--- Begin Extracted entries ---
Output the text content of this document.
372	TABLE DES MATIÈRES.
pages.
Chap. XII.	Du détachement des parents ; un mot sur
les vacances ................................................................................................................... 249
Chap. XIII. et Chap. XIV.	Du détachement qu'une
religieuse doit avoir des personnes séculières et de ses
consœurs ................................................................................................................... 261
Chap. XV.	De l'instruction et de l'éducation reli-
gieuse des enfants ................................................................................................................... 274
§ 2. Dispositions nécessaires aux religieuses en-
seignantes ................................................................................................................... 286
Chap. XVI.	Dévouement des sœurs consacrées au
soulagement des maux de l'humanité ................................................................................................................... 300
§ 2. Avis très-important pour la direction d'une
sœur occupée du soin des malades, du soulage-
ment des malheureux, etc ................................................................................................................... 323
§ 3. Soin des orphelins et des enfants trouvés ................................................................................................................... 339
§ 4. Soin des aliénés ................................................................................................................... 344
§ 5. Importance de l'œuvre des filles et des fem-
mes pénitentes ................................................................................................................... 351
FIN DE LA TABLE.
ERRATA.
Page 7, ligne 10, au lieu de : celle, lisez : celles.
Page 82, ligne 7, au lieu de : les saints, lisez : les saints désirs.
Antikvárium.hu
--- End Extracted entries ---
• [Given problem] Type out the material again exactly as presented.

• [Task solution]
Output the text content of this document.
372	TABLE DES MATIÈRES.
pages.
Chap. XII.	Du détachement des parents ; un mot sur
les vacances ................................................................................................................... 249
Chap. XIII. et Chap. XIV.	Du détachement qu'une
religieuse doit avoir des personnes séculières et de ses
consœurs ................................................................................................................... 261
Chap. XV.	De l'instruction et de l'éducation reli-
gieuse des enfants ................................................................................................................... 274
§ 2. Dispositions nécessaires aux religieuses en-
seignantes ................................................................................................................... 286
Chap. XVI.	Dévouement des sœurs consacrées au
soulagement des maux de l'humanité ................................................................................................................... 300
§ 2. Avis très-important pour la direction d'une
sœur occupée du soin des malades, du soulage-
ment des malheureux, etc ................................................................................................................... 323
§ 3. Soin des orphelins et des enfants trouvés ................................................................................................................... 339
§ 4. Soin des aliénés ................................................................................................................... 344
§ 5. Importance de l'œuvre des filles et des fem-
mes pénitentes ................................................................................................................... 351
FIN DE LA TABLE.
ERRATA.
Page 7, ligne 10, au lieu de : celle, lisez : celles.
Page 82, ligne 7, au lieu de : les saints, lisez : les saints désirs.
Antikvárium.hu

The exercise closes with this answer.